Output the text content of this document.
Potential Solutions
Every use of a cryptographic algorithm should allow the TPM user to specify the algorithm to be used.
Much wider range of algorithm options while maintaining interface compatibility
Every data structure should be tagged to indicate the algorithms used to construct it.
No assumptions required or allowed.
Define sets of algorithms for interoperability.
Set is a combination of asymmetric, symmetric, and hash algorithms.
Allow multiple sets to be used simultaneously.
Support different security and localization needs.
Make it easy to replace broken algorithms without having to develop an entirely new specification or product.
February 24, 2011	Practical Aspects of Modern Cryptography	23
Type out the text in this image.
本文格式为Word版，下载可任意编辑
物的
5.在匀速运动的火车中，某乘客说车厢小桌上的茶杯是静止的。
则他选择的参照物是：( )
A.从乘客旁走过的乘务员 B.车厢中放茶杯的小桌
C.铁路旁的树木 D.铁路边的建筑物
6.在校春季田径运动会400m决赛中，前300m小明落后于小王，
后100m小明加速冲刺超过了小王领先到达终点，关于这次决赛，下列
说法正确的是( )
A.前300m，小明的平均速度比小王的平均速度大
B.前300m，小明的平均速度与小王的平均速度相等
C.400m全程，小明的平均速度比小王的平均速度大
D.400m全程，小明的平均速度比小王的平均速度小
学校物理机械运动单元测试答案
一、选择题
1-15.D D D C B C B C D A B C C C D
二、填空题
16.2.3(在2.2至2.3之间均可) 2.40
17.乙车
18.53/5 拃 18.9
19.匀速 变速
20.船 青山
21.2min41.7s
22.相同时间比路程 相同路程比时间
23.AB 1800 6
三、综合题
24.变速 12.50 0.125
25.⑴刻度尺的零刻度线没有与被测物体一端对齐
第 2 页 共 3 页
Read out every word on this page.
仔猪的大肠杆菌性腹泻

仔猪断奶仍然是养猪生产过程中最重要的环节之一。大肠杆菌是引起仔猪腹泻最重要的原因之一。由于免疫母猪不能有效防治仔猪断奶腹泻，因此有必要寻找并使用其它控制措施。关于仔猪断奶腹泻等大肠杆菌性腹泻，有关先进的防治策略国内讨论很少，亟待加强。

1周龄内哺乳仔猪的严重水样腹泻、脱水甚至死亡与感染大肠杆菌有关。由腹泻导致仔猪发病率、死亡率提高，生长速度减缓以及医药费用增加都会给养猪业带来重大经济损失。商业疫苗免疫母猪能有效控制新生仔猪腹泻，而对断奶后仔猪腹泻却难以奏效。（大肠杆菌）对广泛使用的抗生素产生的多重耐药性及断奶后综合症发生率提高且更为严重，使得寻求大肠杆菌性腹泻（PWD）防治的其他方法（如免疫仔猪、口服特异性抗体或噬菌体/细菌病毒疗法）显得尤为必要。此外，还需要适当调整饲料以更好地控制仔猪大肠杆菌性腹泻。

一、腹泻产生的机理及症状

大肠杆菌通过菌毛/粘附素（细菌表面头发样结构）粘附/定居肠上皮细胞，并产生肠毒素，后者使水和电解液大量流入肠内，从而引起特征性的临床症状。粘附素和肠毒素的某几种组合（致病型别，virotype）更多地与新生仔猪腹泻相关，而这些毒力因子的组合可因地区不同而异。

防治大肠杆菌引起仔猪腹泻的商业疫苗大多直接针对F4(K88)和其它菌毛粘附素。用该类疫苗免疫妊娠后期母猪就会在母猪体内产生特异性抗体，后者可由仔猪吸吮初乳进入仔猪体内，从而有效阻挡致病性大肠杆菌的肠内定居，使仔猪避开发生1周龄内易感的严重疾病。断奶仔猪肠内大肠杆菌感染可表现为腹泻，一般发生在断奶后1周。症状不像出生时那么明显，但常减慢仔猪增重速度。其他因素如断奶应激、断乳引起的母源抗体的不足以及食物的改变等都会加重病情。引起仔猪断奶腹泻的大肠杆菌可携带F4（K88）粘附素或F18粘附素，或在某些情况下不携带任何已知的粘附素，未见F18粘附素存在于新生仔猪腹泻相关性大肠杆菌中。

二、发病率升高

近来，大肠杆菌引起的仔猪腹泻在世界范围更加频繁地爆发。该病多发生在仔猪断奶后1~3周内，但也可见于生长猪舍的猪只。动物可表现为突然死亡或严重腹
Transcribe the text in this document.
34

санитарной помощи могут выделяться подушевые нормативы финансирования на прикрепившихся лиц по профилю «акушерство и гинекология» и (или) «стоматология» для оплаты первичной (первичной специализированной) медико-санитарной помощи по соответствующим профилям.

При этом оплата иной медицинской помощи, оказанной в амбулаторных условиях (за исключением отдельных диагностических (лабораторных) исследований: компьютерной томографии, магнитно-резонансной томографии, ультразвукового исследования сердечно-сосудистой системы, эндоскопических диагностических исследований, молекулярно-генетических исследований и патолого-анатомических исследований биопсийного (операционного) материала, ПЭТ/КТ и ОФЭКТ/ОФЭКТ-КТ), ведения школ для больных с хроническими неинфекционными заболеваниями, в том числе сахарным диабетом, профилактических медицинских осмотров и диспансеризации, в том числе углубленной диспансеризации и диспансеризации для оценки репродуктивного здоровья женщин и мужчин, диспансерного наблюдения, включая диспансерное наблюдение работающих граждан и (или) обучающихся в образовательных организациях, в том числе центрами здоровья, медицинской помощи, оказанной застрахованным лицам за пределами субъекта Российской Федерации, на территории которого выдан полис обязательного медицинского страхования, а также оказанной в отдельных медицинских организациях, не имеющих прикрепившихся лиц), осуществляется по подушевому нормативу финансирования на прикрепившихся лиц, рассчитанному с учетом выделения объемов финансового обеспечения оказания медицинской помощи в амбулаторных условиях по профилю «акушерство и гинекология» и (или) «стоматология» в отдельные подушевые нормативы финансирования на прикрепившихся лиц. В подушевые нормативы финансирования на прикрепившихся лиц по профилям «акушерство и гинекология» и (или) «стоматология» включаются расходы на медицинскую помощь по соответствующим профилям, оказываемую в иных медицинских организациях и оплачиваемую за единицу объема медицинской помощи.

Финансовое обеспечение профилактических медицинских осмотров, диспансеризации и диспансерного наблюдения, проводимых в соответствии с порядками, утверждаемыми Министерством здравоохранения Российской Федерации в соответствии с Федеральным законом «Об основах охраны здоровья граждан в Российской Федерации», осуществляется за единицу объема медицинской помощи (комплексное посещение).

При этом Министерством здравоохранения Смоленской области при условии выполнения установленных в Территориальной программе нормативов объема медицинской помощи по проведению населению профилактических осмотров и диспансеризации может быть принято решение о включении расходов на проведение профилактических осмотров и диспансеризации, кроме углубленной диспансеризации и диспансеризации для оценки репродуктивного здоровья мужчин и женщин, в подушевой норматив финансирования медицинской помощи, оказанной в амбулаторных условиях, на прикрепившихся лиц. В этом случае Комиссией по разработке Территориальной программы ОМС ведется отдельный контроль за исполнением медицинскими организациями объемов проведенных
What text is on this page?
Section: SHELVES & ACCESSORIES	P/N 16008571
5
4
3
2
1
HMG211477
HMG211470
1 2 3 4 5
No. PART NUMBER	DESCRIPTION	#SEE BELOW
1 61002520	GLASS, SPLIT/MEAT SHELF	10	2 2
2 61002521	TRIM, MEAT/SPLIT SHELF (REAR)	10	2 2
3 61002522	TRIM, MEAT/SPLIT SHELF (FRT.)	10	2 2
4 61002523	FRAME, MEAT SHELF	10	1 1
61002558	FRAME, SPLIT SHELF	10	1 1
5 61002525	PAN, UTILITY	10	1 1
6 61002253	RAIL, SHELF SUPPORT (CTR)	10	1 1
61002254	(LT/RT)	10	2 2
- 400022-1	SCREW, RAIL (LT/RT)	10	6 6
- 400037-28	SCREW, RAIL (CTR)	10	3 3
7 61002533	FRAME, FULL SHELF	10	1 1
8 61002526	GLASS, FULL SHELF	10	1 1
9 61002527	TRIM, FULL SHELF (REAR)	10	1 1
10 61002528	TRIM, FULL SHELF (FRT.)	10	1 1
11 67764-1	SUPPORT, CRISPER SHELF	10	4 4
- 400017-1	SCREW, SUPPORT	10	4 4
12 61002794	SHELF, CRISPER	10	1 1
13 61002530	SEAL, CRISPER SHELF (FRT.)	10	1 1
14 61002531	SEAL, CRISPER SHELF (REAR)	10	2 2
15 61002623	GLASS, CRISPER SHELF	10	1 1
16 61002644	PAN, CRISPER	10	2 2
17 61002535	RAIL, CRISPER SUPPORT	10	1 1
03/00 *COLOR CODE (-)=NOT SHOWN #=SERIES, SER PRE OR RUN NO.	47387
========
Identify every line where the string "text" appears.

- _Task answer_:
Output the text content of this document.
Type out the text in this image.
Transcribe the text in this document.
What text is on this page?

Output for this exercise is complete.